▶ **Written task**:
Reproduce the records below word for word, starting at their first line and ending at the line that contains "running-indicator bbox=[999, 1142, 1005, 1145]", with both of those lines included.

▶ **Dataset records**:
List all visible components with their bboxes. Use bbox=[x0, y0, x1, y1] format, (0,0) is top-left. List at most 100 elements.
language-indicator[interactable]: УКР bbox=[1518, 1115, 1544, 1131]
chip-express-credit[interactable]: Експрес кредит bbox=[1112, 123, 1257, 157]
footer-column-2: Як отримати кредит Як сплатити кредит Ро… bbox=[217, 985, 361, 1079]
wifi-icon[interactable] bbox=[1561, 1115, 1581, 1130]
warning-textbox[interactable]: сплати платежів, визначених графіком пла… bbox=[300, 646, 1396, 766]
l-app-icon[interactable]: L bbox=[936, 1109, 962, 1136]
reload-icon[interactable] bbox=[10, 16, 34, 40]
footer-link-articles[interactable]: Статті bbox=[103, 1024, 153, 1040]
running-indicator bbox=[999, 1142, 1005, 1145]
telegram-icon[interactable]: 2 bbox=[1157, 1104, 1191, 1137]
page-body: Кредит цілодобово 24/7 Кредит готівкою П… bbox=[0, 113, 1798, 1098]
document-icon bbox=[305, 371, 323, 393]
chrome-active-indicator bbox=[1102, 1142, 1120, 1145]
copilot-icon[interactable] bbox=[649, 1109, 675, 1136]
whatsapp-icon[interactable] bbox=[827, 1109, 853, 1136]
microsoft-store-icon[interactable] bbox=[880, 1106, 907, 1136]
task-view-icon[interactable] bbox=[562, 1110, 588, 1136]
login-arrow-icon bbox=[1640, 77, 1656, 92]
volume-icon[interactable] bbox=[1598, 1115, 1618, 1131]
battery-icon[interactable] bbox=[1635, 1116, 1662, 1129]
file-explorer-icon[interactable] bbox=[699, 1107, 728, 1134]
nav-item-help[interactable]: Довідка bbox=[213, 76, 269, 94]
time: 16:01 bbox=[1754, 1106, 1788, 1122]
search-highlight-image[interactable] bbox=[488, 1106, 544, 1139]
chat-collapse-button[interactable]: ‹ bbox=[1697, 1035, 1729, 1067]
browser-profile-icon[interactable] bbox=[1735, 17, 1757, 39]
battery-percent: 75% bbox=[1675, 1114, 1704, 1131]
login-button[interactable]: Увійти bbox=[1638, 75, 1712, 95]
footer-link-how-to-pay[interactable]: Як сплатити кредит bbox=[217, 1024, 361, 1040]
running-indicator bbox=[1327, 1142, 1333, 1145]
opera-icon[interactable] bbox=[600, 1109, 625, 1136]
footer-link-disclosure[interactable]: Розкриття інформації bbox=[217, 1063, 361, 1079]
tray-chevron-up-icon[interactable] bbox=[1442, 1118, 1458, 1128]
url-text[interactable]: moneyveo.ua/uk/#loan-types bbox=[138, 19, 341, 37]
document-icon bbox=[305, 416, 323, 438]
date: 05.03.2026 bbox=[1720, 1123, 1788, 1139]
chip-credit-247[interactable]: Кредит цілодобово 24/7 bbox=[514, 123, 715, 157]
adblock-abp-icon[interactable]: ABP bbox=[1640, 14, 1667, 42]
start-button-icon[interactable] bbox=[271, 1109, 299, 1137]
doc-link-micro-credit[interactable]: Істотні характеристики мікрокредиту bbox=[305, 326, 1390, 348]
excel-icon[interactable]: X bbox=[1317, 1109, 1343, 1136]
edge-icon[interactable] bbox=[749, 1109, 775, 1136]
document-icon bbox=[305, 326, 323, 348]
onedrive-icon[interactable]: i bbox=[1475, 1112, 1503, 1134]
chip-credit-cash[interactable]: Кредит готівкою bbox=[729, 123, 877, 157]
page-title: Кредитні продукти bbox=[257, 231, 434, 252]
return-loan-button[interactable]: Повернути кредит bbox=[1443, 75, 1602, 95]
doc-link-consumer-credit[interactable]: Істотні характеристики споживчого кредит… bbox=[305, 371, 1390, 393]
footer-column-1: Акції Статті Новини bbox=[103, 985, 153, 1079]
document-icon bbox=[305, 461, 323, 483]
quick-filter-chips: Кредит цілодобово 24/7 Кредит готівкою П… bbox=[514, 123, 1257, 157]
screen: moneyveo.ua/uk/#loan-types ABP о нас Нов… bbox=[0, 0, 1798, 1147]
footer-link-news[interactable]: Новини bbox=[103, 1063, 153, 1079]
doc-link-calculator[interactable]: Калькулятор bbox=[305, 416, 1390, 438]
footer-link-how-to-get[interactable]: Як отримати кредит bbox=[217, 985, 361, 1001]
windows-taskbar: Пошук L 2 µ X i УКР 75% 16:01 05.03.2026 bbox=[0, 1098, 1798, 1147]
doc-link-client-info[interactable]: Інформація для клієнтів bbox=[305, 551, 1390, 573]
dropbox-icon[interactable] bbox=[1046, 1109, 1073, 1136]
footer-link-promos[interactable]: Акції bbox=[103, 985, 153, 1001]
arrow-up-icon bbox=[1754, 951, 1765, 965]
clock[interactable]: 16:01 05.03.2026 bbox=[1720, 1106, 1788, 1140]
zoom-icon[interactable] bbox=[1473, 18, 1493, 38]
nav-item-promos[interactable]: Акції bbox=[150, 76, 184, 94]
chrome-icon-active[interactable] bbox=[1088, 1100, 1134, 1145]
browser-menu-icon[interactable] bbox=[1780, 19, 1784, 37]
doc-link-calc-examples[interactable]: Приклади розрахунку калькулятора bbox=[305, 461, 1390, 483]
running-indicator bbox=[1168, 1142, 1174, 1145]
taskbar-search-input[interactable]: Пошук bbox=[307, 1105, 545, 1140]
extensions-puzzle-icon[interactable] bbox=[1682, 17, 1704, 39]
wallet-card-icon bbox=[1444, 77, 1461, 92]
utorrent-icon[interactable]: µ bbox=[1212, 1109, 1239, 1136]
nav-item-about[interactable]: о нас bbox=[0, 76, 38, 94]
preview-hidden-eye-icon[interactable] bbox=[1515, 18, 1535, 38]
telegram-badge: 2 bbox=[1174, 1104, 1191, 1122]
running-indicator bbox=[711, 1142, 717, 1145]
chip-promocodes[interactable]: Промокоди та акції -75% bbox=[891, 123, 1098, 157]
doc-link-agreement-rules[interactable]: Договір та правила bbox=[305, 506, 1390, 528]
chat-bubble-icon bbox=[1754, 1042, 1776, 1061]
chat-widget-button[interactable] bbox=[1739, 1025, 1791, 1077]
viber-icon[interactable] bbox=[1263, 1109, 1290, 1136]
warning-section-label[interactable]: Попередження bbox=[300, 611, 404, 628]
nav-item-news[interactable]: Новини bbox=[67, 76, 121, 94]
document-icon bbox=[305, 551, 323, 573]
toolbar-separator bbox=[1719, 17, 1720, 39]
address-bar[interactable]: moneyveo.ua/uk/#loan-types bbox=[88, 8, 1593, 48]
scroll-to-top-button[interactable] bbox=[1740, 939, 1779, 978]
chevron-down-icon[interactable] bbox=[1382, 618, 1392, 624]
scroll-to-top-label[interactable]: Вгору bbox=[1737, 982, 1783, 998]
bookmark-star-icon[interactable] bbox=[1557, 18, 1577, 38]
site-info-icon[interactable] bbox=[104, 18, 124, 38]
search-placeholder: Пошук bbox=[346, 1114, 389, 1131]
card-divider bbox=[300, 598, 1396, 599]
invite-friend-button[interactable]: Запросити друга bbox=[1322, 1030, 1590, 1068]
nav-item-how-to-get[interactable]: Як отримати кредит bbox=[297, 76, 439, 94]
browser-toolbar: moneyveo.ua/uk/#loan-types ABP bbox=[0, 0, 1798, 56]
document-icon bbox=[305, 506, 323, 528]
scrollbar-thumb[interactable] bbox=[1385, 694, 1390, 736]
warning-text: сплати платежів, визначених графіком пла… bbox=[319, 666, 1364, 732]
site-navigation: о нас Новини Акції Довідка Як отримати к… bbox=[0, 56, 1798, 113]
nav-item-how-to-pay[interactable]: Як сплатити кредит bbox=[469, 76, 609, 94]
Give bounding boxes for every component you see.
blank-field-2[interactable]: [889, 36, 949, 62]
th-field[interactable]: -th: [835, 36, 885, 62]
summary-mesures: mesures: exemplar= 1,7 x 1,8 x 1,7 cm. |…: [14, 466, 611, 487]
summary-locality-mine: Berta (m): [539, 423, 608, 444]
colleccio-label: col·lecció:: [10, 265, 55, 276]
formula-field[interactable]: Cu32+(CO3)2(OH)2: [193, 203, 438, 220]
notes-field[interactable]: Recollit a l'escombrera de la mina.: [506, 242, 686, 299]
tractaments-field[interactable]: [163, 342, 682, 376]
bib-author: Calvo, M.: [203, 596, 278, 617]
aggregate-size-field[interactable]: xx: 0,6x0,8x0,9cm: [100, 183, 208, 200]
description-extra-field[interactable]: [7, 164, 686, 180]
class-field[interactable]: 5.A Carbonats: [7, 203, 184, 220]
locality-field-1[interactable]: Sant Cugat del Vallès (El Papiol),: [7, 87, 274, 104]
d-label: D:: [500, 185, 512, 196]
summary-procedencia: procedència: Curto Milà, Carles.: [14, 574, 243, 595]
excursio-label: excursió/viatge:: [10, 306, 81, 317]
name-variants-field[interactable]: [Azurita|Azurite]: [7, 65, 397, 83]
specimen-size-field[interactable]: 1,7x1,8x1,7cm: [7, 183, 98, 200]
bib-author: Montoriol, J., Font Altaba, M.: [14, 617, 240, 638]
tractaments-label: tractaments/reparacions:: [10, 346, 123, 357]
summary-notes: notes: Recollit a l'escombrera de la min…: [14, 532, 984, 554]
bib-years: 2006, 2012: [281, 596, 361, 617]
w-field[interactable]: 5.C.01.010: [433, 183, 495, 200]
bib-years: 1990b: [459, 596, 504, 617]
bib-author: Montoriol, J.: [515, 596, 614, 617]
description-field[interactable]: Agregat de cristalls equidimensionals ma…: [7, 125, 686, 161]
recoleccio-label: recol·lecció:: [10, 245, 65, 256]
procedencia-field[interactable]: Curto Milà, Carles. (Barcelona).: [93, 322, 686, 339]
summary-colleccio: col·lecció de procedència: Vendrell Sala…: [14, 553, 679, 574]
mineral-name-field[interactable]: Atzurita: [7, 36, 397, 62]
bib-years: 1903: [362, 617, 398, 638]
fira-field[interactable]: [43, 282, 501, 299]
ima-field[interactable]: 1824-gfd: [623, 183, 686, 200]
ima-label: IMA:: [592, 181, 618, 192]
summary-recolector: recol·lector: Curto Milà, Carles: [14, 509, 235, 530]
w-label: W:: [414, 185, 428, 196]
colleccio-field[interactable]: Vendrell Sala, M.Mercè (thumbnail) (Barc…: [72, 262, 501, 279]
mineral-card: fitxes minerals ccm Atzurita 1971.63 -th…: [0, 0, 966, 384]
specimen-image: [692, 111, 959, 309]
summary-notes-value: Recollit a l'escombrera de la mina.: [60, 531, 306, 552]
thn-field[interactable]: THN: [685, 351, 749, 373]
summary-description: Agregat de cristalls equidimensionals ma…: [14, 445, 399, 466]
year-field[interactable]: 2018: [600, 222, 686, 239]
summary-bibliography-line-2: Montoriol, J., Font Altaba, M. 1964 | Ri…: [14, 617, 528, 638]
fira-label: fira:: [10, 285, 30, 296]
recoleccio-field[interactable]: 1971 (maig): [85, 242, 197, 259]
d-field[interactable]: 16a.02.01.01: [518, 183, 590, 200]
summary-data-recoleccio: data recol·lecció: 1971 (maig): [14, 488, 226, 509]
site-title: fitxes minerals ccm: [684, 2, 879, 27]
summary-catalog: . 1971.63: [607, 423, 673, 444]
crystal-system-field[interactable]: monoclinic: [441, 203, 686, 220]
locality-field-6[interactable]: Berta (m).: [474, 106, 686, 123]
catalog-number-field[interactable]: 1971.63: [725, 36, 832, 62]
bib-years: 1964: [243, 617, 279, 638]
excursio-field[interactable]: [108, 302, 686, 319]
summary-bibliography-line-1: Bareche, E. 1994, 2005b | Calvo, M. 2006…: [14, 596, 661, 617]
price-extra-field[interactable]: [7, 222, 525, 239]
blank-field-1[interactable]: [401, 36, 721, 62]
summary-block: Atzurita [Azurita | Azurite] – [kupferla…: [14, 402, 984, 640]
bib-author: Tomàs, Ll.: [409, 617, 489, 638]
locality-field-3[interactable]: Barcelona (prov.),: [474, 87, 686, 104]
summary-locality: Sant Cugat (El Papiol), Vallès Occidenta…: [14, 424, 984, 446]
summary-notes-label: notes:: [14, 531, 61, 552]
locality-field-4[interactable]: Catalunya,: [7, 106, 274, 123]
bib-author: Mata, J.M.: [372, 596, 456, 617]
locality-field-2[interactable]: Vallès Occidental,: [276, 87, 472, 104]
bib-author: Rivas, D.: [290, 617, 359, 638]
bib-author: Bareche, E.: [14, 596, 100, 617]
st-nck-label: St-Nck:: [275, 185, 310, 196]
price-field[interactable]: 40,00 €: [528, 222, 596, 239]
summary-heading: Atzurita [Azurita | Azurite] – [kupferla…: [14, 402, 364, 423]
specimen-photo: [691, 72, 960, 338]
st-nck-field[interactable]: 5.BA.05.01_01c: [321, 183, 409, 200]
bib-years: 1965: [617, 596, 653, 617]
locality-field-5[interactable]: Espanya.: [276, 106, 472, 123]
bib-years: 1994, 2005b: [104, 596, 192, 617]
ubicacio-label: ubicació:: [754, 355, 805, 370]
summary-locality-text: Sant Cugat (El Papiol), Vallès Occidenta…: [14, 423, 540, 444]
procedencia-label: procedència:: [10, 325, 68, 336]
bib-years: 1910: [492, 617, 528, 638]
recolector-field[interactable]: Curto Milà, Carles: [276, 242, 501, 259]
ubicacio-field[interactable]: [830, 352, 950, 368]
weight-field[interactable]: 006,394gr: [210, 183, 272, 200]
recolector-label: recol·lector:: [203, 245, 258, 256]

▶ **Worked answer**:
List all visible components with their bboxes. Use bbox=[x0, y0, x1, y1] format, (0,0) is top-left. List at most 100 elements.
language-indicator[interactable]: УКР bbox=[1518, 1115, 1544, 1131]
chip-express-credit[interactable]: Експрес кредит bbox=[1112, 123, 1257, 157]
footer-column-2: Як отримати кредит Як сплатити кредит Ро… bbox=[217, 985, 361, 1079]
wifi-icon[interactable] bbox=[1561, 1115, 1581, 1130]
warning-textbox[interactable]: сплати платежів, визначених графіком пла… bbox=[300, 646, 1396, 766]
l-app-icon[interactable]: L bbox=[936, 1109, 962, 1136]
reload-icon[interactable] bbox=[10, 16, 34, 40]
footer-link-articles[interactable]: Статті bbox=[103, 1024, 153, 1040]
running-indicator bbox=[999, 1142, 1005, 1145]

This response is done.